(begin)

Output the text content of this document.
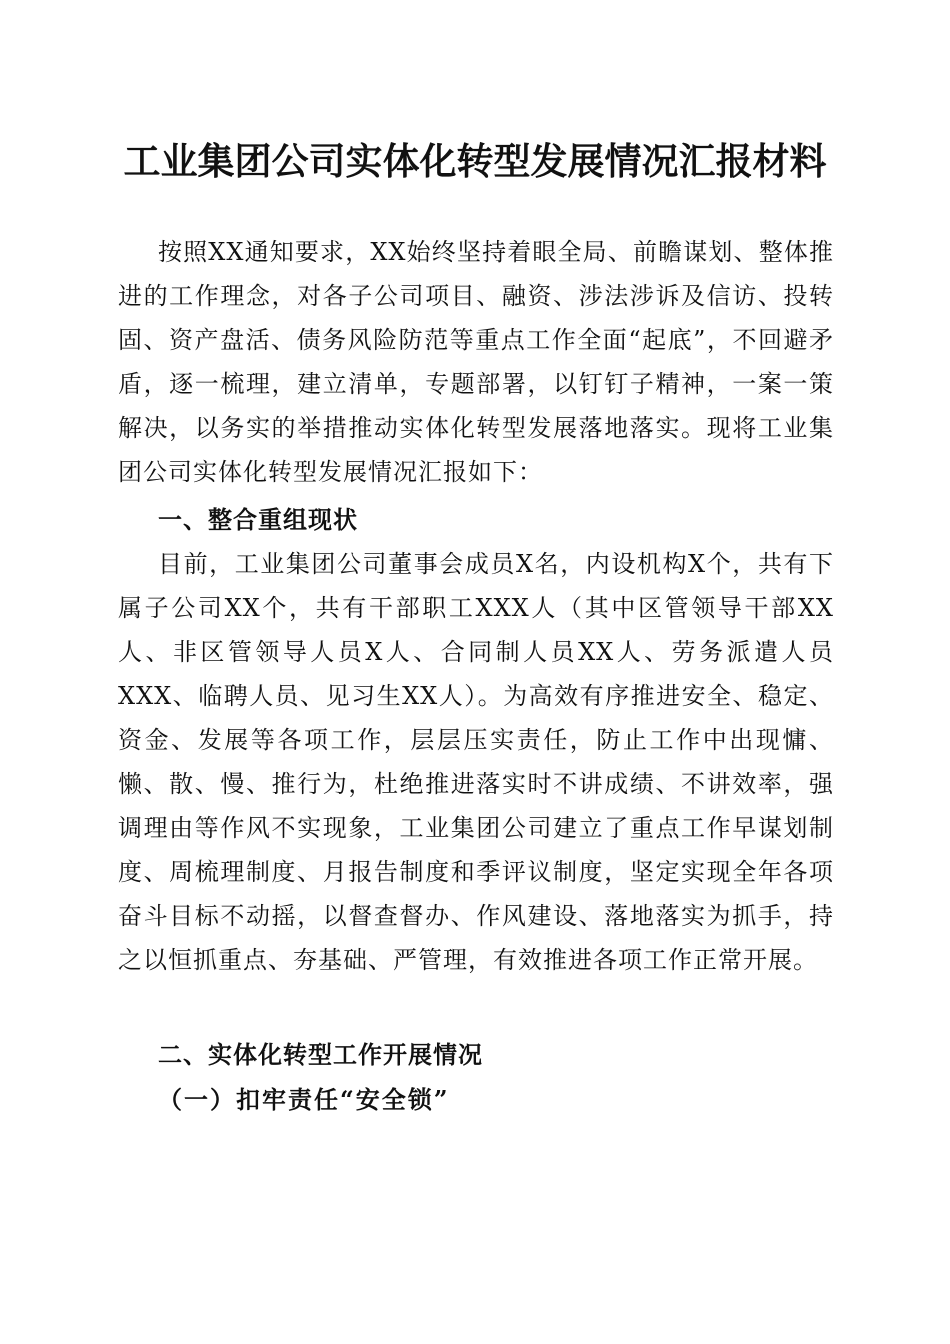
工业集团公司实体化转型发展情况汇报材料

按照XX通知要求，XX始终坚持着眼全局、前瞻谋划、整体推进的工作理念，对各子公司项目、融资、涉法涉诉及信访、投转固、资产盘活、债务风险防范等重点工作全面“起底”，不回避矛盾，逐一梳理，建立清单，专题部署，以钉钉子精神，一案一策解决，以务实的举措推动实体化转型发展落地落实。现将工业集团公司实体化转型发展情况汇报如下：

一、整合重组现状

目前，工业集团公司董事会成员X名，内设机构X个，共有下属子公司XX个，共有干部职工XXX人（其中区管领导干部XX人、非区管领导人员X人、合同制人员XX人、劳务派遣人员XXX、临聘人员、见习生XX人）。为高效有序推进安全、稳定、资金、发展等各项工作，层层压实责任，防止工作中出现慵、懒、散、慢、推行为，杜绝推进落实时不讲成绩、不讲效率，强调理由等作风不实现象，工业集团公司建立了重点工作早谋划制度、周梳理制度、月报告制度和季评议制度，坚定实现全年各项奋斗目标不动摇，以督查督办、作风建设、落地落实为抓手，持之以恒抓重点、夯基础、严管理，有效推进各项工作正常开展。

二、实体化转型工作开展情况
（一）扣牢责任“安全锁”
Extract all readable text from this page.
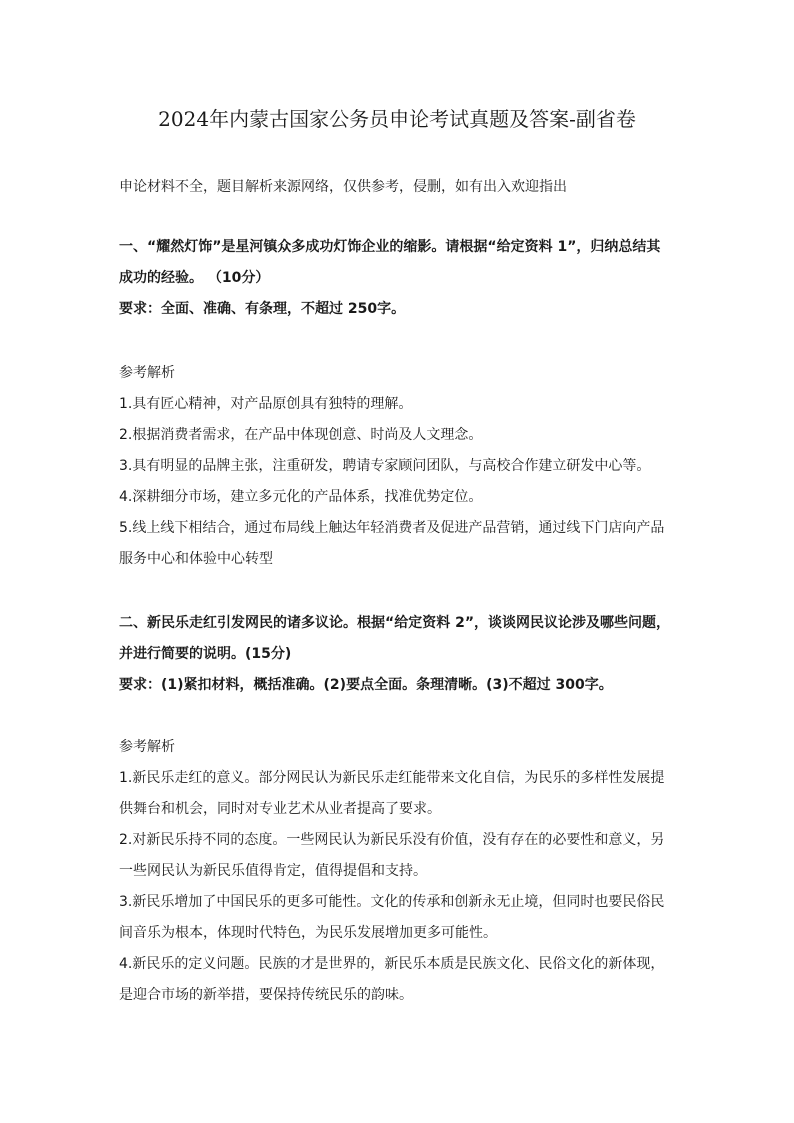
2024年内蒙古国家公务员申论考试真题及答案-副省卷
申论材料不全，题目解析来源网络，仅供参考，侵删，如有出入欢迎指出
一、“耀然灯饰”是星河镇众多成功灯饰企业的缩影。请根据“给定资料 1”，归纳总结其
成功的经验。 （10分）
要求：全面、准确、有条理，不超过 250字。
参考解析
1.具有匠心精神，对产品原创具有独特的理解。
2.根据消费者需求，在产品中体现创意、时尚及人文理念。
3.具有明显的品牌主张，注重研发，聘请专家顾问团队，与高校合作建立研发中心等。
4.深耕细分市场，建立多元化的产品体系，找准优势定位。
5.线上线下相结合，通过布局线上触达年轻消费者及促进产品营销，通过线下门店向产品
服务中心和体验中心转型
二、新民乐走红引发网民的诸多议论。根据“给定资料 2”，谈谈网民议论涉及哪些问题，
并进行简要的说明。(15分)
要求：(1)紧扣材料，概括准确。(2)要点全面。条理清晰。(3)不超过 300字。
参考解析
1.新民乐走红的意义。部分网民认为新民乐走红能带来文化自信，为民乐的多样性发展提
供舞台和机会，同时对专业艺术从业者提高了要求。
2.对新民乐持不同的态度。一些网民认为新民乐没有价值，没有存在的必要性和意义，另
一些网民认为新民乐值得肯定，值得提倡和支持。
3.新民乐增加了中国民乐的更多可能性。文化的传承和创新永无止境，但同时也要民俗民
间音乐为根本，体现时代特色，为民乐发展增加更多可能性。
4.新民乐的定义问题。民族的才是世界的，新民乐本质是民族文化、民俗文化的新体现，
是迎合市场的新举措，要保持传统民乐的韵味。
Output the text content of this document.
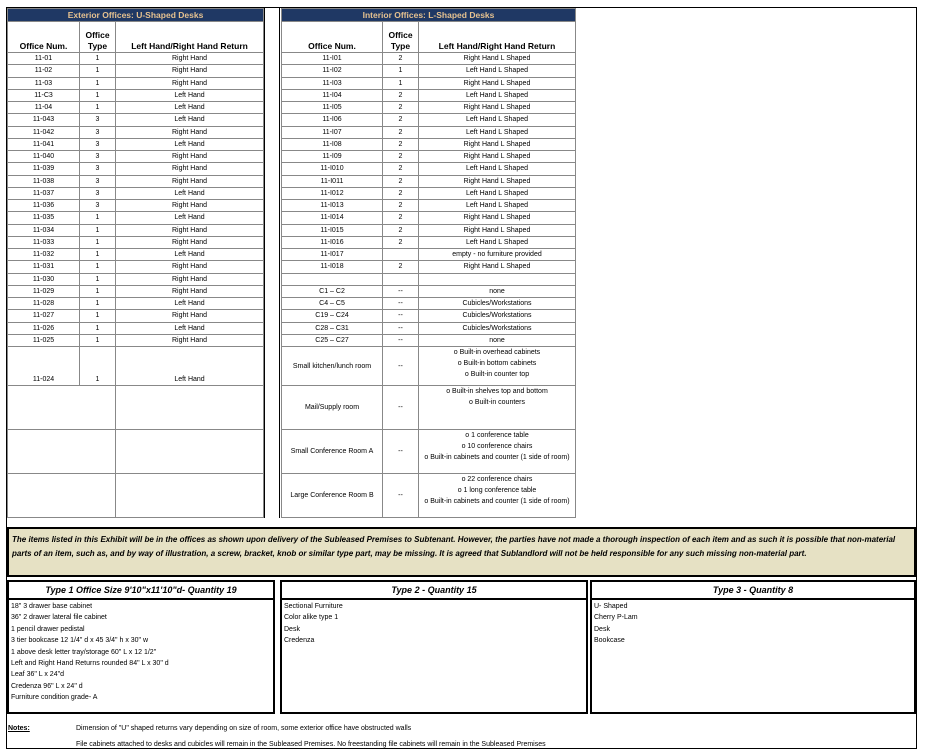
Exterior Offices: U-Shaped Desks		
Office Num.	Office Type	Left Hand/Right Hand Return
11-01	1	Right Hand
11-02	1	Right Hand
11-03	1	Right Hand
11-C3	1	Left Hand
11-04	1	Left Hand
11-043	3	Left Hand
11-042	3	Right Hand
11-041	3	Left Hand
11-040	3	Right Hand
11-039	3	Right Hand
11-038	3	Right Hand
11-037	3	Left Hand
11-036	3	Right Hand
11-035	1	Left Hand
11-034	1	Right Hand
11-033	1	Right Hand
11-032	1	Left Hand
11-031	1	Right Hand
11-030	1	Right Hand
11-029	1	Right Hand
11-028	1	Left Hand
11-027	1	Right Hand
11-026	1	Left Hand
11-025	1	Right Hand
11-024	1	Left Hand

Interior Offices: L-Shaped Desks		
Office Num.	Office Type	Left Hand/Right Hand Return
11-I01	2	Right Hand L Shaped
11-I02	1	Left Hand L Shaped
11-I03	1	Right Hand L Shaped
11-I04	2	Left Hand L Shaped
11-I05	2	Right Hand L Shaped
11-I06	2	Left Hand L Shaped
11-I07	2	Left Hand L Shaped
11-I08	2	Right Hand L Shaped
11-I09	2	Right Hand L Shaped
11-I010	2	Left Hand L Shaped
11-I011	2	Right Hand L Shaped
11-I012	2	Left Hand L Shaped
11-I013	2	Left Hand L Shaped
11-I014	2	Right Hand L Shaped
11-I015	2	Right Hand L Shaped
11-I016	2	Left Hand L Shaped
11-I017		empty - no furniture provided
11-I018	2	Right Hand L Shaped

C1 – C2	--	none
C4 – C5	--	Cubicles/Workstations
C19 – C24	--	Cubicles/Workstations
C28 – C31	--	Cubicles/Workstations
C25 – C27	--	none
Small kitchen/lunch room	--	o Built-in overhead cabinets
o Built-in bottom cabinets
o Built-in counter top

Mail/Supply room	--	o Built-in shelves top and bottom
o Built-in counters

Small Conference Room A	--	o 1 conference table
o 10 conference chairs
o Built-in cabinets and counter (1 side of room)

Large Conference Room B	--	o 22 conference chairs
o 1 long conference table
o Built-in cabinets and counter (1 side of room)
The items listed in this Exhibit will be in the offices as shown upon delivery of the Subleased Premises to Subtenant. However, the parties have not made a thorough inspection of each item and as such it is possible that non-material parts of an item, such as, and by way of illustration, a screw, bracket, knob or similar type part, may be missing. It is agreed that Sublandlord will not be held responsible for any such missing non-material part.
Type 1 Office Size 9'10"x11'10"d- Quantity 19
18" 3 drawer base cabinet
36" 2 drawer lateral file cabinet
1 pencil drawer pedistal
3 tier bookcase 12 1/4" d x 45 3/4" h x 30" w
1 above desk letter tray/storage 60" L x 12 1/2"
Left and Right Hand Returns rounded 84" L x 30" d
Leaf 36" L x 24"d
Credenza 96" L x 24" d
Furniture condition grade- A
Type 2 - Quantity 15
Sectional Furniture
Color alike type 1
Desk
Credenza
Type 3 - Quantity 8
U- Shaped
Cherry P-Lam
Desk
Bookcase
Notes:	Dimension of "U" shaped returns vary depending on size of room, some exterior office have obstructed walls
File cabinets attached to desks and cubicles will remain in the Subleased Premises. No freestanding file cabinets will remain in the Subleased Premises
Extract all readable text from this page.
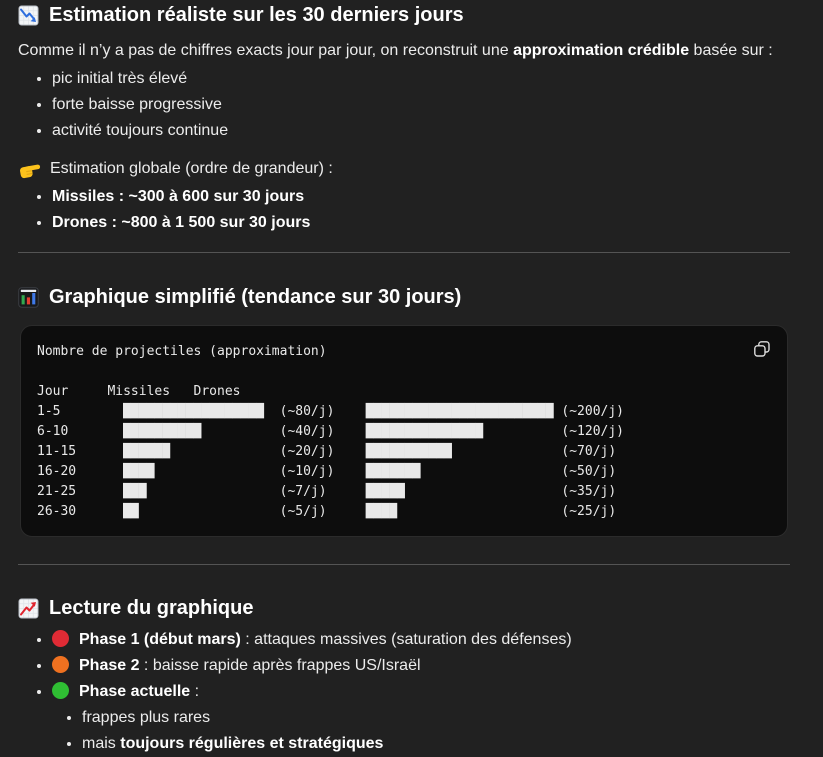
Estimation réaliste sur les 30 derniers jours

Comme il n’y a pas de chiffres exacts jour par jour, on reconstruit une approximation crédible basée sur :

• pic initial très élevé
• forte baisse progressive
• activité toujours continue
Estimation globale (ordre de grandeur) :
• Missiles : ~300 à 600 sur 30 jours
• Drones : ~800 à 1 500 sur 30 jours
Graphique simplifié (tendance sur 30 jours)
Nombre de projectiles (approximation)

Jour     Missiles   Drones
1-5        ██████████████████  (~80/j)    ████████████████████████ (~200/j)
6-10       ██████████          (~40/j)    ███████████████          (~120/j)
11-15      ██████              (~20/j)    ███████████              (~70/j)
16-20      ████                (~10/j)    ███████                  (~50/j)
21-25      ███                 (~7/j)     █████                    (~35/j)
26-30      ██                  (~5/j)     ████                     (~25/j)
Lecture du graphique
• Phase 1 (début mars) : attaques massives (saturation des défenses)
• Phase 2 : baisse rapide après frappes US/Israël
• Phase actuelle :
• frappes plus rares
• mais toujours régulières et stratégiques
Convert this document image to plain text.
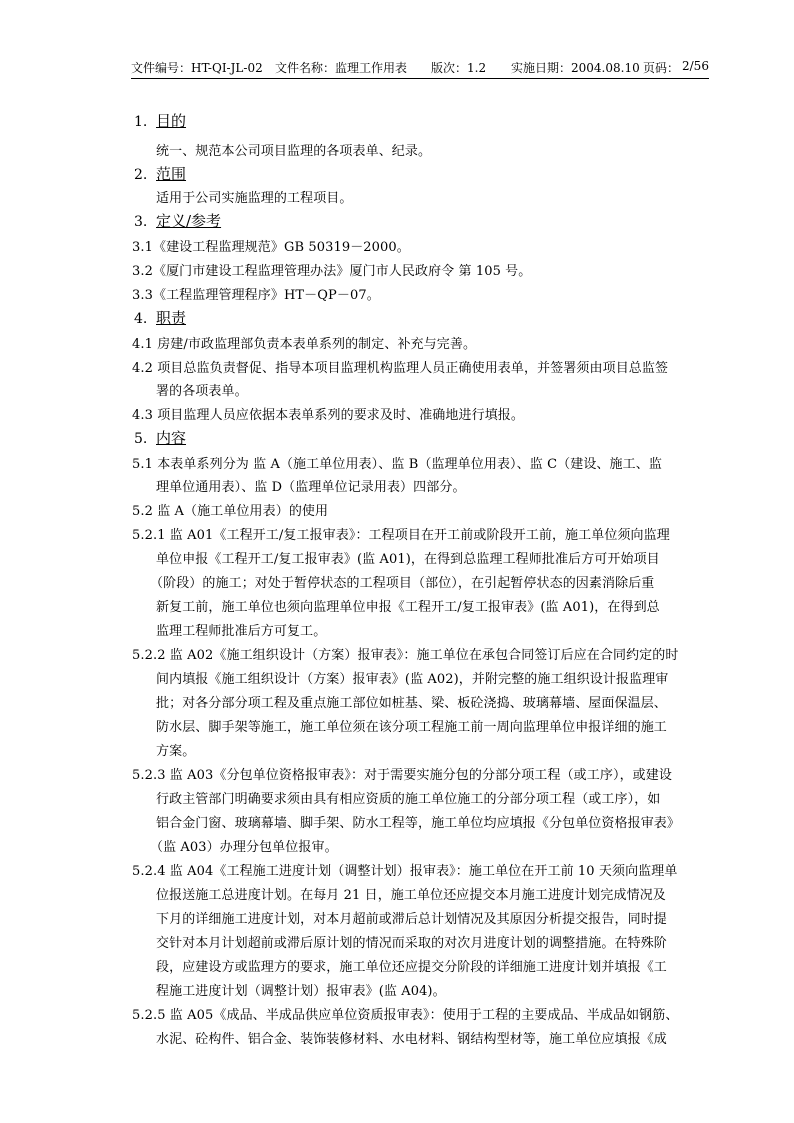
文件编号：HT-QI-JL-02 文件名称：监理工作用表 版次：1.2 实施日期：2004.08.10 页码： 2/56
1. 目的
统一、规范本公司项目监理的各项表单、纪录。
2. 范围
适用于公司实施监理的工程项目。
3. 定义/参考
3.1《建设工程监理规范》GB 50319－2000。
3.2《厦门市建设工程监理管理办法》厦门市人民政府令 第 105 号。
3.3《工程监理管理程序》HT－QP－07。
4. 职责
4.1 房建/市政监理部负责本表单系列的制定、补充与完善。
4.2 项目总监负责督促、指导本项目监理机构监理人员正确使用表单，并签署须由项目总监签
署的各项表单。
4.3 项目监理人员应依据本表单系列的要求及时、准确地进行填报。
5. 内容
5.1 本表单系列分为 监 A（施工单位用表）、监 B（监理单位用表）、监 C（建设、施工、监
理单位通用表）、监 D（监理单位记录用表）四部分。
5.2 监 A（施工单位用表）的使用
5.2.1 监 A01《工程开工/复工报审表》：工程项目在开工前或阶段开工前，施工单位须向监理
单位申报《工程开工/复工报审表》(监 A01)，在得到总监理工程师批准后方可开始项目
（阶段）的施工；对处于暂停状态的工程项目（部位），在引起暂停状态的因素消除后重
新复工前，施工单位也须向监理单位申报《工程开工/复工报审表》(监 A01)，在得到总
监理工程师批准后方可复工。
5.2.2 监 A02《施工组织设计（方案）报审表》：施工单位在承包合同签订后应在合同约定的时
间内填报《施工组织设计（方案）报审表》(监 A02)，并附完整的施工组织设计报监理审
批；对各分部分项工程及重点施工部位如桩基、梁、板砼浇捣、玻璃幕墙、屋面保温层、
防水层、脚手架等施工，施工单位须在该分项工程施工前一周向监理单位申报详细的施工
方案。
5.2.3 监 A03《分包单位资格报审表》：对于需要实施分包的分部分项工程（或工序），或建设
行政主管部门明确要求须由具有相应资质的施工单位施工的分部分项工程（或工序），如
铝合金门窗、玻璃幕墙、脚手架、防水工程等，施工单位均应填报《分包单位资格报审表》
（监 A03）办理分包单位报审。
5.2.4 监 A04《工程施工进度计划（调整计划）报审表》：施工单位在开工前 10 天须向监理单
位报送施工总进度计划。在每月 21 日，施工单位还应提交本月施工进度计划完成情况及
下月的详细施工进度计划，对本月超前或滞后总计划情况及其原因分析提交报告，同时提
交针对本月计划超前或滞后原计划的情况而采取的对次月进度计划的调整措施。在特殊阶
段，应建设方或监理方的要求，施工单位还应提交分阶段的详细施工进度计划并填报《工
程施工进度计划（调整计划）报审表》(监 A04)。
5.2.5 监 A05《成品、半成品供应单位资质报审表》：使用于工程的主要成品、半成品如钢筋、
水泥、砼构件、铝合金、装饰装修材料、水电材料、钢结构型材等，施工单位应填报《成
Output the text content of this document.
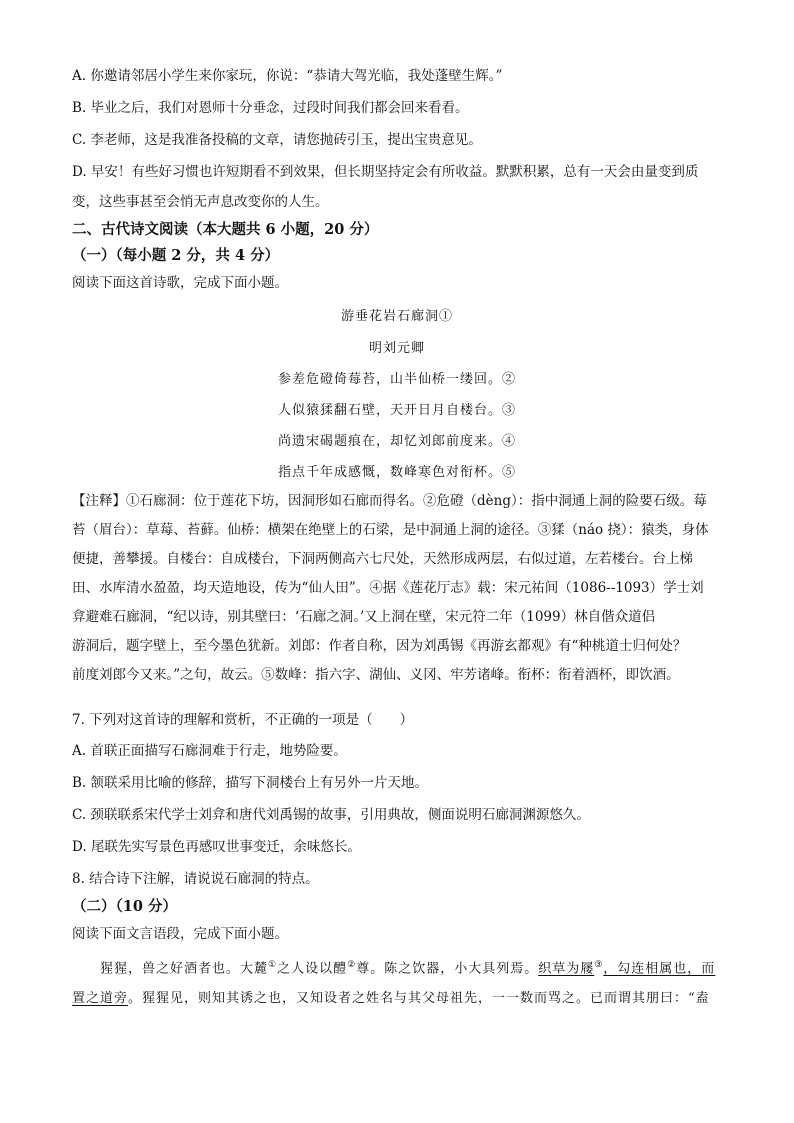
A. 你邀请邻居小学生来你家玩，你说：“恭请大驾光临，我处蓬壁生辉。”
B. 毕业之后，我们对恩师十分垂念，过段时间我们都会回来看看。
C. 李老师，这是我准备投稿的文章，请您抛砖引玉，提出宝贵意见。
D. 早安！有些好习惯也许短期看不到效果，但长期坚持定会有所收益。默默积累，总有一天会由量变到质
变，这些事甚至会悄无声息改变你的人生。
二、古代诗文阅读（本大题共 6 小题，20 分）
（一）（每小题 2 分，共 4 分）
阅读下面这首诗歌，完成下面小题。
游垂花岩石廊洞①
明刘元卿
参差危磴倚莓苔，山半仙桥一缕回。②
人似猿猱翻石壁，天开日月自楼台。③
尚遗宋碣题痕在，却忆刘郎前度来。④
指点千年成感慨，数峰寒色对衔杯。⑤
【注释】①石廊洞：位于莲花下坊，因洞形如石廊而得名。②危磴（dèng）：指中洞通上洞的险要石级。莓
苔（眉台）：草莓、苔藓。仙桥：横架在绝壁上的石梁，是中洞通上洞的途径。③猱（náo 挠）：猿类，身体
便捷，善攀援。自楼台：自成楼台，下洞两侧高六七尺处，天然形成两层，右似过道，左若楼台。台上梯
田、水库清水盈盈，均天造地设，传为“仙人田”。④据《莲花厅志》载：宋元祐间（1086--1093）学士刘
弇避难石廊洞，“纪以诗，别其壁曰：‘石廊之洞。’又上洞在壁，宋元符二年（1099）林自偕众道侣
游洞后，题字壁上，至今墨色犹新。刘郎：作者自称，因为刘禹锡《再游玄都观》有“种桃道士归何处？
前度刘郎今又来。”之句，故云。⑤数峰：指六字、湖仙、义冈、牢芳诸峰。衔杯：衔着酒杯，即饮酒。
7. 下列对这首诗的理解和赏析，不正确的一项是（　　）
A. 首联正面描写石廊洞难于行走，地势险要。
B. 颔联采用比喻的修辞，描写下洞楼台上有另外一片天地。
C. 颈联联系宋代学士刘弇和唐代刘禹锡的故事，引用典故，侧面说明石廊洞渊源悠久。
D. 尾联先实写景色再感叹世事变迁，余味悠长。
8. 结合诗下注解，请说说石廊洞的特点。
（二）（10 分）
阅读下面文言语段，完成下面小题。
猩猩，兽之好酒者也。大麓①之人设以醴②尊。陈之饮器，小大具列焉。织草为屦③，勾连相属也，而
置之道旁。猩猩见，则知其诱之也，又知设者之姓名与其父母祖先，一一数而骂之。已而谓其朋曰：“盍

(end)

Exercise aim ->
From the listing above, return each line with the word "file".

Solution below ->
36" 2 drawer lateral file cabinet
File cabinets attached to desks and cubicles will remain in the Subleased Premises. No freestanding file cabinets will remain in the Subleased Premises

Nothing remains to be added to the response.